#### Given information

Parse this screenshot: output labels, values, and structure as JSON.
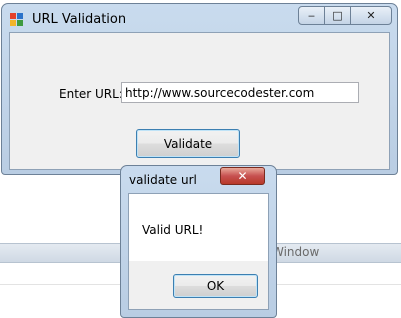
{
  "background": {
    "strip_text": "Window"
  },
  "main_window": {
    "title": "URL Validation",
    "app_icon": "app-icon",
    "caption_buttons": {
      "minimize": "‒",
      "maximize": "□",
      "close": "✕"
    },
    "form": {
      "url_label": "Enter URL:",
      "url_value": "http://www.sourcecodester.com",
      "validate_label": "Validate"
    }
  },
  "dialog": {
    "title": "validate url",
    "close_glyph": "✕",
    "message": "Valid URL!",
    "ok_label": "OK"
  }
}
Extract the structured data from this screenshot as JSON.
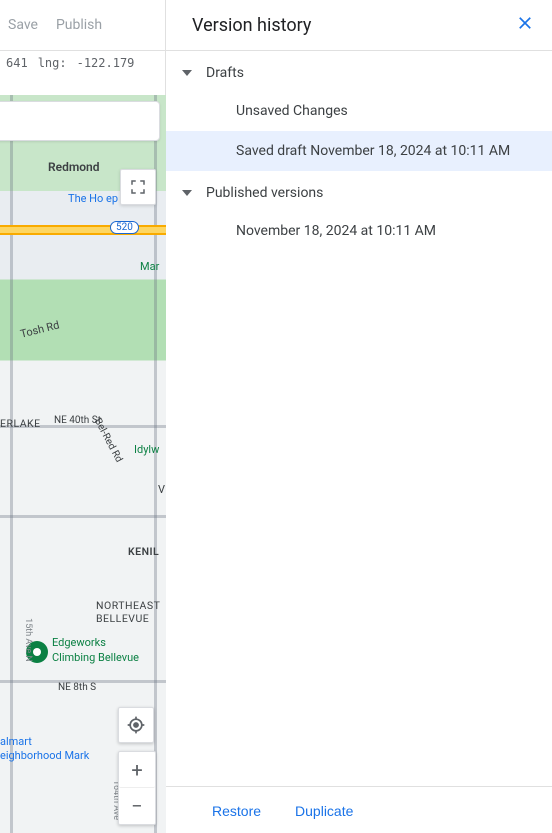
{
  "toolbar": {
    "save": "Save",
    "publish": "Publish"
  },
  "coords": {
    "lat_label": "641",
    "lng_label": "lng:",
    "lng_value": "-122.179"
  },
  "map": {
    "redmond": "Redmond",
    "home_depot": "The Ho         ep",
    "marymoor": "Mar",
    "tosh": "Tosh Rd",
    "erlake": "ERLAKE",
    "ne40": "NE 40th St",
    "belred": "Bel-Red Rd",
    "idylw": "Idylw",
    "v": "V",
    "kenil": "KENIL",
    "ne_bellevue": "NORTHEAST\nBELLEVUE",
    "edgeworks1": "Edgeworks",
    "edgeworks2": "Climbing Bellevue",
    "ne8": "NE 8th S",
    "almart1": "almart",
    "almart2": "eighborhood Mark",
    "hwy520": "520",
    "plus": "+",
    "minus": "−",
    "n15": "15th Ave N",
    "n164": "164th Ave"
  },
  "panel": {
    "title": "Version history",
    "sections": [
      {
        "title": "Drafts",
        "items": [
          "Unsaved Changes",
          "Saved draft November 18, 2024 at 10:11 AM"
        ],
        "selectedIndex": 1
      },
      {
        "title": "Published versions",
        "items": [
          "November 18, 2024 at 10:11 AM"
        ],
        "selectedIndex": -1
      }
    ],
    "restore": "Restore",
    "duplicate": "Duplicate"
  }
}
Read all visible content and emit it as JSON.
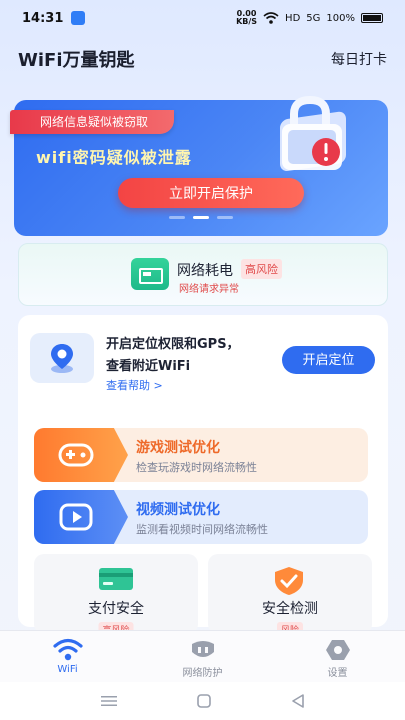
{
  "status_bar": {
    "time": "14:31",
    "speed_value": "0.00",
    "speed_unit": "KB/S",
    "network": "HD",
    "signal": "5G",
    "battery": "100%"
  },
  "header": {
    "title": "WiFi万量钥匙",
    "checkin_label": "每日打卡"
  },
  "banner": {
    "ribbon_text": "网络信息疑似被窃取",
    "headline": "wifi密码疑似被泄露",
    "button_label": "立即开启保护",
    "active_slide": 2,
    "slide_count": 3
  },
  "alert": {
    "title": "网络耗电",
    "badge": "高风险",
    "subtitle": "网络请求异常"
  },
  "location": {
    "line1": "开启定位权限和GPS，",
    "line2": "查看附近WiFi",
    "help": "查看帮助 >",
    "button_label": "开启定位"
  },
  "optimize": [
    {
      "title": "游戏测试优化",
      "subtitle": "检查玩游戏时网络流畅性",
      "icon": "gamepad-icon"
    },
    {
      "title": "视频测试优化",
      "subtitle": "监测看视频时间网络流畅性",
      "icon": "play-icon"
    }
  ],
  "tiles": [
    {
      "title": "支付安全",
      "badge": "高风险",
      "icon": "card-icon"
    },
    {
      "title": "安全检测",
      "badge": "风险",
      "icon": "shield-check-icon"
    }
  ],
  "bottom_nav": [
    {
      "label": "WiFi",
      "icon": "wifi-icon",
      "active": true
    },
    {
      "label": "网络防护",
      "icon": "shield-icon",
      "active": false
    },
    {
      "label": "设置",
      "icon": "settings-icon",
      "active": false
    }
  ],
  "colors": {
    "primary": "#2f6cf0",
    "danger": "#e04a4a",
    "orange": "#ee6a2a",
    "green": "#1fb98a"
  }
}
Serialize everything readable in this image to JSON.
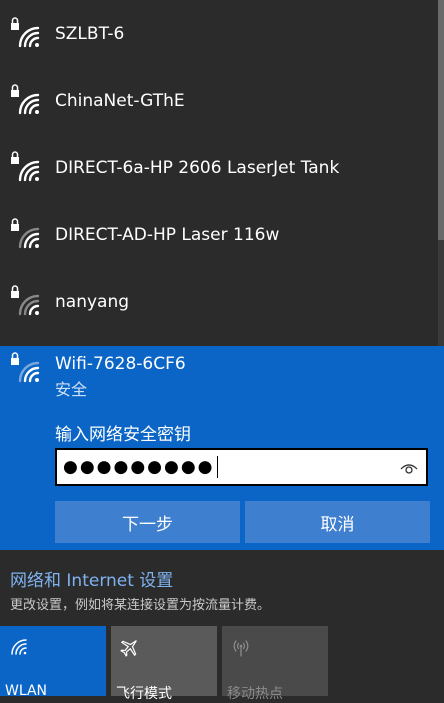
{
  "networks": [
    {
      "name": "SZLBT-6",
      "icon": "wifi-secured-icon"
    },
    {
      "name": "ChinaNet-GThE",
      "icon": "wifi-secured-icon"
    },
    {
      "name": "DIRECT-6a-HP 2606 LaserJet Tank",
      "icon": "wifi-secured-icon"
    },
    {
      "name": "DIRECT-AD-HP Laser 116w",
      "icon": "wifi-secured-icon"
    },
    {
      "name": "nanyang",
      "icon": "wifi-secured-icon"
    }
  ],
  "selected_network": {
    "name": "Wifi-7628-6CF6",
    "status": "安全",
    "key_label": "输入网络安全密钥",
    "password_mask": "●●●●●●●●●",
    "next_button": "下一步",
    "cancel_button": "取消"
  },
  "settings": {
    "link": "网络和 Internet 设置",
    "description": "更改设置，例如将某连接设置为按流量计费。"
  },
  "quick_tiles": [
    {
      "label": "WLAN",
      "icon": "wifi-icon",
      "active": true
    },
    {
      "label": "飞行模式",
      "icon": "airplane-icon",
      "active": false
    },
    {
      "label": "移动热点",
      "icon": "hotspot-icon",
      "active": false
    }
  ],
  "colors": {
    "background": "#2b2b2b",
    "accent": "#0a65c6",
    "button": "#3f7fd0",
    "link": "#7fb3f0"
  }
}
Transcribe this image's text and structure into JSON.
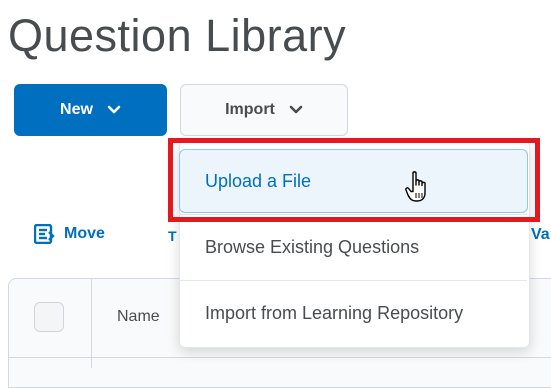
{
  "page": {
    "title": "Question Library"
  },
  "toolbar": {
    "new_label": "New",
    "import_label": "Import"
  },
  "actions": {
    "move_label": "Move",
    "partial_t": "T",
    "partial_va": "Va"
  },
  "table": {
    "name_header": "Name"
  },
  "import_menu": {
    "items": [
      {
        "label": "Upload a File",
        "highlighted": true
      },
      {
        "label": "Browse Existing Questions"
      },
      {
        "label": "Import from Learning Repository"
      }
    ]
  },
  "colors": {
    "primary": "#006fbf",
    "highlight_border": "#e2191e",
    "selected_bg": "#ebf5fb"
  },
  "icons": {
    "new_chevron": "chevron-down-icon",
    "import_chevron": "chevron-down-icon",
    "move": "move-icon",
    "cursor": "hand-pointer-cursor-icon"
  }
}
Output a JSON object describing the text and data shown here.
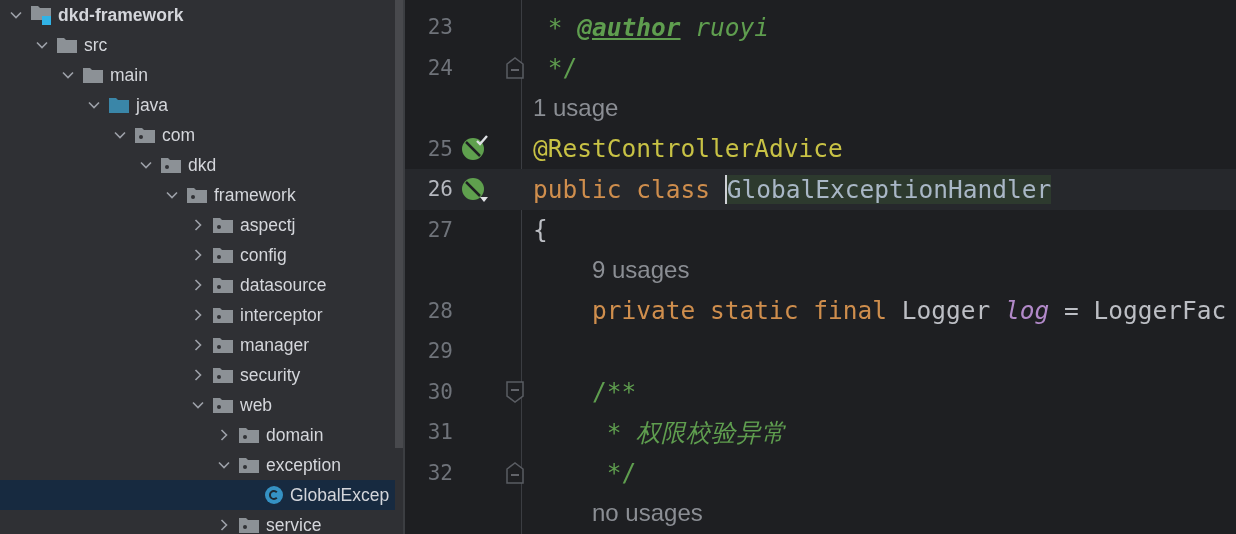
{
  "project_tree": [
    {
      "label": "dkd-framework",
      "kind": "module",
      "expanded": true,
      "selected": false,
      "children": [
        {
          "label": "src",
          "kind": "folder",
          "expanded": true,
          "selected": false,
          "children": [
            {
              "label": "main",
              "kind": "folder",
              "expanded": true,
              "selected": false,
              "children": [
                {
                  "label": "java",
                  "kind": "source",
                  "expanded": true,
                  "selected": false,
                  "children": [
                    {
                      "label": "com",
                      "kind": "package",
                      "expanded": true,
                      "selected": false,
                      "children": [
                        {
                          "label": "dkd",
                          "kind": "package",
                          "expanded": true,
                          "selected": false,
                          "children": [
                            {
                              "label": "framework",
                              "kind": "package",
                              "expanded": true,
                              "selected": false,
                              "children": [
                                {
                                  "label": "aspectj",
                                  "kind": "package",
                                  "expanded": false,
                                  "selected": false
                                },
                                {
                                  "label": "config",
                                  "kind": "package",
                                  "expanded": false,
                                  "selected": false
                                },
                                {
                                  "label": "datasource",
                                  "kind": "package",
                                  "expanded": false,
                                  "selected": false
                                },
                                {
                                  "label": "interceptor",
                                  "kind": "package",
                                  "expanded": false,
                                  "selected": false
                                },
                                {
                                  "label": "manager",
                                  "kind": "package",
                                  "expanded": false,
                                  "selected": false
                                },
                                {
                                  "label": "security",
                                  "kind": "package",
                                  "expanded": false,
                                  "selected": false
                                },
                                {
                                  "label": "web",
                                  "kind": "package",
                                  "expanded": true,
                                  "selected": false,
                                  "children": [
                                    {
                                      "label": "domain",
                                      "kind": "package",
                                      "expanded": false,
                                      "selected": false
                                    },
                                    {
                                      "label": "exception",
                                      "kind": "package",
                                      "expanded": true,
                                      "selected": false,
                                      "children": [
                                        {
                                          "label": "GlobalExcep",
                                          "kind": "class",
                                          "selected": true
                                        }
                                      ]
                                    },
                                    {
                                      "label": "service",
                                      "kind": "package",
                                      "expanded": false,
                                      "selected": false
                                    }
                                  ]
                                }
                              ]
                            }
                          ]
                        }
                      ]
                    }
                  ]
                }
              ]
            }
          ]
        }
      ]
    }
  ],
  "editor": {
    "lines": [
      {
        "number": "23",
        "kind": "doc",
        "tokens": [
          {
            "text": "*",
            "kind": "comment"
          },
          {
            "text": "@author",
            "kind": "doc-tag"
          },
          {
            "text": "ruoyi",
            "kind": "comment-italic"
          }
        ]
      },
      {
        "number": "24",
        "kind": "doc",
        "fold": {
          "kind": "end"
        },
        "tokens": [
          {
            "text": "*/",
            "kind": "comment"
          }
        ]
      },
      {
        "hint": "1 usage"
      },
      {
        "number": "25",
        "gutter_icon": {
          "kind": "check"
        },
        "tokens": [
          {
            "text": "@RestControllerAdvice",
            "kind": "annotation"
          }
        ]
      },
      {
        "number": "26",
        "gutter_icon": {
          "kind": "dropdown"
        },
        "current": true,
        "tokens": [
          {
            "text": "public",
            "kind": "keyword"
          },
          {
            "text": "class",
            "kind": "keyword"
          },
          {
            "text": "GlobalExceptionHandler",
            "kind": "class-name"
          }
        ]
      },
      {
        "number": "27",
        "tokens": [
          {
            "text": "{",
            "kind": "plain"
          }
        ],
        "children": [
          {
            "hint": "9 usages"
          },
          {
            "number": "28",
            "tokens": [
              {
                "text": "private",
                "kind": "keyword"
              },
              {
                "text": "static",
                "kind": "keyword"
              },
              {
                "text": "final",
                "kind": "keyword"
              },
              {
                "text": "Logger",
                "kind": "plain"
              },
              {
                "text": "log",
                "kind": "field"
              },
              {
                "text": "=",
                "kind": "plain"
              },
              {
                "text": "LoggerFac",
                "kind": "plain"
              }
            ]
          },
          {
            "number": "29"
          },
          {
            "number": "30",
            "fold": {
              "kind": "start"
            },
            "tokens": [
              {
                "text": "/**",
                "kind": "comment"
              }
            ]
          },
          {
            "number": "31",
            "kind": "doc",
            "tokens": [
              {
                "text": "*",
                "kind": "comment"
              },
              {
                "text": "权限校验异常",
                "kind": "comment-italic"
              }
            ]
          },
          {
            "number": "32",
            "kind": "doc",
            "fold": {
              "kind": "end"
            },
            "tokens": [
              {
                "text": "*/",
                "kind": "comment"
              }
            ]
          },
          {
            "hint": "no usages"
          }
        ]
      }
    ]
  }
}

########

▶ Aim: The word "DIRECT" may turn up on some lines of these records; say how many, with no other words.

▶ Full answer: 2